▶ [Tasks and exercises]:
**1.** Summarize the beginner's guide to DAOs in two sentences.
**2.** Carry the beginner's guide to DAOs forward from its final sentence on creative community management.

▶ [Source passage]:
=====

A Beginner’s Guide to DAOs
Decentralized Autonomous Organizations (DAOs) are the Web3 evolution of traditional company structures. In DAOs, groups of people from around the world are converging to build communities, work on projects, and get funded.
What Is a DAO?
DAOs are similar to collectives—members of the group come together to achieve a common goal while sharing ownership of the community and its wealth. Within these organizations, there are no CEOs or board meetings. There are no central authorities with unilateral power. The DAO leadership arises organically and where it’s needed.
Decision-making is managed via community governance, with tools such as voting or proposal systems. For example, actions involving a DAO’s treasury often must be approved by a community vote.
Most of the important actions of a DAO are publicly visible. DAOs use blockchain technology to create a trustless network of peer-to-peer smart contracts that exist on a blockchain. This helps DAOs automate business logic and keep their operations transparent.
DAO’s smart contracts, which often help determine how the group’s treasury and governance systems are managed, are deployed with the voted approval of the DAO. The rules of a DAO are therefore ingrained in the code on which it runs.
The Anatomy of a DAO: Tokens, Membership, and Communities
DAOs typically distribute an internally created token to community members based on participation, investments, and contributions. The members of a DAO who hold these tokens are able to vote on proposals submitted by other members of the community. Often, having more tokens gives you more weight in a vote.
In most DAOs, anyone can own the tokens. In some ways, owning DAO tokens equates to shares in a company; however, DAOs are usually much more accessible. The fact that a community has ownership in a DAO makes community members generally more invested in its success. Plus, as with anything on blockchain, your tokens are safe because you can always prove ownership and governance rights.
DAO tokenomics describes the manner in which its token is defined and distributed, and how it plays into the mechanics of its governance and its actions. If you have an interest in economics, you’ll have a lot of fun learning about the technology behind tokens.
Membership
So, how can you get involved in these new online communities? For many DAOs, you can get started in the community simply by joining their Discord server. DAOs like Index Coop allow anyone to join, though those who put more work towards the project will typically be rewarded with more governance tokens.
Other DAOs, such as Friends With Benefits, use what is called a token-gated (or share-based) membership structure. They require you to either buy their tokens or submit a work proposal in order to access their Discord and other membership benefits.
Building communities
Unifying an international group of people motivated to work towards a common goal requires a massive amount of community building and coordination. As the DAO universe grows, the need for creative community management has increased significantly.

=====

▶ [Data shown]:
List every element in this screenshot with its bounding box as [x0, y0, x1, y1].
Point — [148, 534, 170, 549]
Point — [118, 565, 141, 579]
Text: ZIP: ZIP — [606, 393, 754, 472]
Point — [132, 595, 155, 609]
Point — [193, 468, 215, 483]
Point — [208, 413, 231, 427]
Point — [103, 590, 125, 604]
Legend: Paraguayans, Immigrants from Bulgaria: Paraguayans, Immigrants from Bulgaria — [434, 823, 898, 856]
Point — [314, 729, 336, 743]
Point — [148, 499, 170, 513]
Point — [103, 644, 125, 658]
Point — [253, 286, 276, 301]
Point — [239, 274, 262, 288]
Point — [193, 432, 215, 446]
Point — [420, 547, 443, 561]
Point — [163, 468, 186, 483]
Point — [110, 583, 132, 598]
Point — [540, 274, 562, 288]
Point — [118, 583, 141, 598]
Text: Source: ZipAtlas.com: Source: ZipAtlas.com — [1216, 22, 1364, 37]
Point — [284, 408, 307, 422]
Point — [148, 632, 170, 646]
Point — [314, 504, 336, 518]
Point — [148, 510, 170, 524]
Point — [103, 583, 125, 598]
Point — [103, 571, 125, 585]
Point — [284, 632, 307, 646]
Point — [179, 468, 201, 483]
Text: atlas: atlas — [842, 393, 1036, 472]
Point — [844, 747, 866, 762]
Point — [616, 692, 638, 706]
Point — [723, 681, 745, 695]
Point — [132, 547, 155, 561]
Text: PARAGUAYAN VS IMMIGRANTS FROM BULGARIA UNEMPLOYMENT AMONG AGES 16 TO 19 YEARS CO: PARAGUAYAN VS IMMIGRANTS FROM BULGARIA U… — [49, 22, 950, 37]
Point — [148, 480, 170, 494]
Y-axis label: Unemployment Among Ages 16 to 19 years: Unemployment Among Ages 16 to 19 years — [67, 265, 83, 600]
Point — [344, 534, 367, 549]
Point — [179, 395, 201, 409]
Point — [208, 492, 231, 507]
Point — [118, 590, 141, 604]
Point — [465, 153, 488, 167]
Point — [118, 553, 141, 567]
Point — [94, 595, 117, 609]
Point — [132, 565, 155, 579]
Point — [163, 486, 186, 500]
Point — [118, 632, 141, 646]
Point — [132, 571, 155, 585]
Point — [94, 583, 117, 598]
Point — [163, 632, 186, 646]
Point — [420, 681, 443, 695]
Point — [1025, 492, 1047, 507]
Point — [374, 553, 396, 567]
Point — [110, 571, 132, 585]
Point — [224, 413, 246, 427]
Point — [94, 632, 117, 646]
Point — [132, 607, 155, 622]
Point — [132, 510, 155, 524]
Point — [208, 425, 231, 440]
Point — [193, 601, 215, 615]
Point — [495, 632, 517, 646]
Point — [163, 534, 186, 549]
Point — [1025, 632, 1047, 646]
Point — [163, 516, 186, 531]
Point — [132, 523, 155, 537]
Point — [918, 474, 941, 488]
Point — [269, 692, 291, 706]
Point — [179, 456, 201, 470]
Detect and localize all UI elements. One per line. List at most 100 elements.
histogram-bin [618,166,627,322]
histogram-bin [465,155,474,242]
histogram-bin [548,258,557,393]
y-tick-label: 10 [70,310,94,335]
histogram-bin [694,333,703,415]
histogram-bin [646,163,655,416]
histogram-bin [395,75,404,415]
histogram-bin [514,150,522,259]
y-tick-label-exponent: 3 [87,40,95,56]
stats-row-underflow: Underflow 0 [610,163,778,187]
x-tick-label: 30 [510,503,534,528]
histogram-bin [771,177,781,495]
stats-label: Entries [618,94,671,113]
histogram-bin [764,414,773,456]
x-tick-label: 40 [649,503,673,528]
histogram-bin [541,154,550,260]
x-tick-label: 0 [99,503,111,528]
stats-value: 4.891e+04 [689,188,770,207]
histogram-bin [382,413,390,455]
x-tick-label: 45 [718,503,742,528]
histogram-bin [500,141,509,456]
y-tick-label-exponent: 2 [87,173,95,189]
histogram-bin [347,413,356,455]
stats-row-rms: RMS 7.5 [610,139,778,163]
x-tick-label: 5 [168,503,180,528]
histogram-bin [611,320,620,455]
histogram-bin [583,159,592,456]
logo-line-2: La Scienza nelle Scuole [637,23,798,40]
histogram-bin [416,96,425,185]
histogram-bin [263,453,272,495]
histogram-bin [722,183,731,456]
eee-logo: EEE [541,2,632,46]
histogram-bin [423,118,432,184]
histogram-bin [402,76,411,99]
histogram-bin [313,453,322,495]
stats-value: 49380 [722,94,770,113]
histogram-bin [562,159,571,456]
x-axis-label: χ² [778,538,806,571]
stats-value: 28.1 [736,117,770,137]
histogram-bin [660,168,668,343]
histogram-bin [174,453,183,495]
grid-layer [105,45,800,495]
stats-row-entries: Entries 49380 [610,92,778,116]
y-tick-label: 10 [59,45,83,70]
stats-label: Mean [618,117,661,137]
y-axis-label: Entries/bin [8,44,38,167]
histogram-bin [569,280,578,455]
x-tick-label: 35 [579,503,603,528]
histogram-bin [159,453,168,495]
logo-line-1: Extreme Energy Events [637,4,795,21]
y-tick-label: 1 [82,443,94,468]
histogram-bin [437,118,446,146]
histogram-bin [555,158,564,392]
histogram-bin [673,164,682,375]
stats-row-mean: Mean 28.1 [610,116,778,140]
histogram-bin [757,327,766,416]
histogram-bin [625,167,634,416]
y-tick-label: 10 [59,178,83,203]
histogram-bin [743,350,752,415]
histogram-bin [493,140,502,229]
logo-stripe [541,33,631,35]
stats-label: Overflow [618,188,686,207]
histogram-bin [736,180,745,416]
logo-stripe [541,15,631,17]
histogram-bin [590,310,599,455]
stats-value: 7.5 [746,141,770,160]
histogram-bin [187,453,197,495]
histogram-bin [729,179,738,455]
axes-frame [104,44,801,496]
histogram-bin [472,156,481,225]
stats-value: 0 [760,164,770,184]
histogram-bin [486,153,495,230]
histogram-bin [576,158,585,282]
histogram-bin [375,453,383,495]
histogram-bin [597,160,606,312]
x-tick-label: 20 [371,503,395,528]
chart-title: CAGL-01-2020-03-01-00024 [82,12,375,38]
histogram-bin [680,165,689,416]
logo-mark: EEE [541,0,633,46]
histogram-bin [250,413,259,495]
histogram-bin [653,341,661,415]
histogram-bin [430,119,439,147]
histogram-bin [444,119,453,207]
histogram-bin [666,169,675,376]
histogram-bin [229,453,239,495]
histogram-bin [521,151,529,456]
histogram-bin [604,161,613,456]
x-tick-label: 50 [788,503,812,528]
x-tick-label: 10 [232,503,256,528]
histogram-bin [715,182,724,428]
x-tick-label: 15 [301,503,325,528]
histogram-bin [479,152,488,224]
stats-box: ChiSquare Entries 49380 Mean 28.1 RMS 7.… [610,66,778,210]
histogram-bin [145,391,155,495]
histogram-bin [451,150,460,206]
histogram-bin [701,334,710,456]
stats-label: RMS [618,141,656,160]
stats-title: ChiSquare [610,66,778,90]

=====

▶ [Responses per task]:
**1.** DAOs are Web3 organizations with no CEOs or central authorities, where members share ownership and make decisions through community governance such as voting, under rules written into smart contracts on a blockchain. Members usually hold an internally created token that lets them vote on proposals, and many DAOs can be joined through a Discord server, though token-gated ones require buying tokens or submitting a work proposal.

**2.**
There are still no real rules for how a DAO should be run. At this point, there are many DAOs that have failed and many DAOs that have found great success. New ways of building, managing, and growing DAOs are emerging every day.
How Does a DAO Work?
DAOs are largely centered around the concept of avoiding any requirement to blindly trust a stranger online. With smart contracts, you can be reasonably assured that a new collaborator won’t take advantage of your trust. Despite this effort to subvert unexpected actions with “code-as-law”, one of the most crucial aspects of DAOs is their human element. These communities are built on the personal motivations and the engagement of their members.
In a traditional company, there is a very clear distinction between members of a company (e.g. employees) and non-members (e.g. customers). In DAOs, the distinction is a bit fuzzier. The organizations might have full-time paid employees, but they might also have members that range from casual contributors or those compensated for specific tasks (or “bounties”), to individuals who only participate in governance voting using their tokens.
DAO members join the group of their own volition and offer to work on projects that they find interesting. To align incentives and make progress towards fulfilling their mission, most DAOs require some kind of worker-led organization. The result is often a relatively flat organization with minimal hierarchy.
An initial lack of a clear chain of command in many DAOs adds an interesting layer of complexity to the internal structure. As a result, DAOs have developed many methods of creative self-organization enabled by incentive and ownership mechanisms inherent to Web3.
DAO examples
There are thousands of DAOs in existence, and more are being created every day. No matter what your work experience looks like, there is somewhere you could contribute your talents and be rewarded. Here are a few examples of DAOs that currently exist.
Investment DAOs: A DAO can pool investment capital for profit (e.g. Metacartel or for public benefit (e.g. VitaDAO).
DeFi protocol DAOs: DAOs that exist to build and manage a decentralized finance protocol (e.g. Uniswap and Compound).
Freelancer DAOs: These DAOs bring together a pool of talent to work on projects and services. Some major examples are Raid Guild and dOrg.
Social DAOs: DAOs built around membership in a community, such as Friends with Benefits.
Collector DAOs: Similar to social DOAs, but with an NTF focus, DAOs like PleasrDAO and Bored Ape Yacht Club are centered around collectible NFTs.
The Other Side of the Token: Growing Pains in DAOs
It’s hard to define DAOs using absolute vocabulary, as the definition of what technically qualifies as a DAO is constantly evolving. As they grow and transform, these organizations are now encountering questions about legality, safety, and diversity.
Legal questions
It’s important to note that the legal intricacies of these types of businesses are still murky, although there are currently many groups working on defining DAOs within legal parameters. Most jurisdictions don’t yet have any laws addressing DAOs.
Even though a DAO is decentralized, it does sometimes require the help of a legal entity to interact with non-Web3 organizations. The question of where this legal entity should be based is currently being explored by groups such as LexDAO, a legal DAO.
Are DAOs safe?
In theory, DAOs should be organizations that are decentralized (have no central authority) and autonomous (operate completely on code and without the help of any governments or private sector businesses).
In practice, decentralization remains a moving target for many DAOs. What’s more, no organization can be fully automated - many DAOs have some sort of leadership. Many also get funding from venture capital (VC) firms or other investors.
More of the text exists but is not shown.